Given problem A: Translate this sentence from the Levinas text into Spanish: "Levinas received a traditional Jewish education in Lithuania."
Given problem B: According to the Levinas text, in what year did Levinas retire from the Sorbonne?
Given problem C: Transcribe the Levinas text between "Emmanuel Lévinas (IPA: [ˡlɛvɪnas]???, January" and "and Talmudic commentator.", inclusive.

Page text:
Emmanuel Lévinas (IPA: [ˡlɛvɪnas]???, January 12, 1906 Kaunas, Lithuania - December 25, 1995 Paris) was a French philosopher and Talmudic commentator.

Life and Philosophy

Levinas received a traditional Jewish education in Lithuania. After WWII, he studied the Talmud under the enigmatic "Monsieur Chouchani."

Levinas began his philosophical studies at Strasbourg University in 1923, where he began his lifelong friendship with the French philosopher Maurice Blanchot. In 1928, he went to Freiburg University to study phenomenology under Edmund Husserl. At Freiburg he also met Martin Heidegger. Levinas became one of the very first French intellectuals to draw attention to Heidegger and Husserl, by translating Husserl's Cartesian Meditations and by drawing on their ideas in his own philosophy, in works such as his The Theory of Intuition in Husserl’s Phenomenology, De l'Existence à l'Existent, and En Découvrant l’existence avec Husserl et Heidegger.

According to his New York Times obituary, Levinas came to regret his enthusiasm for Heidegger, because of the latter's Nazism. Levinas wrote "One can forgive many Germans, but there are some Germans it is difficult to forgive. It is difficult to forgive Heidegger."

After earning his doctorate Levinas taught at a private Jewish university in Paris, the Ecole Normale Israelite Orientale, eventually becoming its director. He began teaching at the University of Poitiers in 1961, at the Nanterre campus of the University of Paris in 1967, and at the Sorbonne 1973, from which he retired in 1979.

In the 1950s, Levinas emerged from the circle of intellectuals surrounding Jean Wahl as a leading French thinker. His work is based on the ethics of the Other or, in Levinas' terms, on "ethics as first philosophy." For Levinas, the Other is not knowable and cannot be made into an object of the self, as is done by traditional metaphysics (which Levinas called "ontology"). Levinas prefers to think of philosophy as the "knowledge of love" rather than the love of knowledge (the literal Greek meaning of the word "philosophy"). By his lights, ethics becomes an entity independent of subjectivity to the point where ethical responsibility is integral to the subject; hence an ethics of responsibility precedes any "objective searching after truth."

Data segment:
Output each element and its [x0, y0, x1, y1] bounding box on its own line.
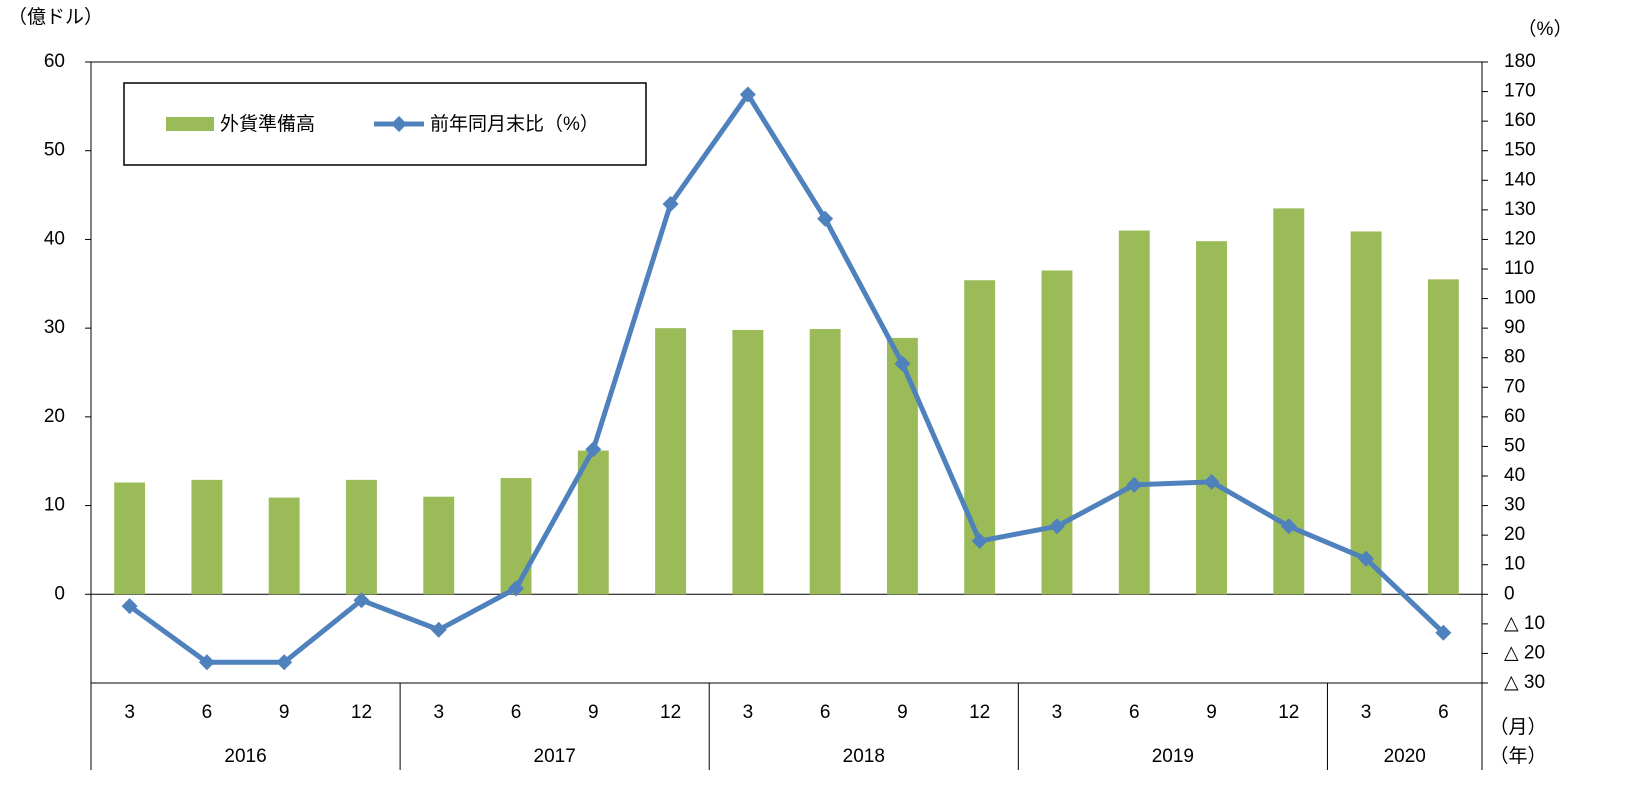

Complete response A: Levinas recibió una educación judía tradicional en Lituania.

Complete response B: 1979

Complete response C:
Emmanuel Lévinas (IPA: [ˡlɛvɪnas]???, January 12, 1906 Kaunas, Lithuania - December 25, 1995 Paris) was a French philosopher and Talmudic commentator.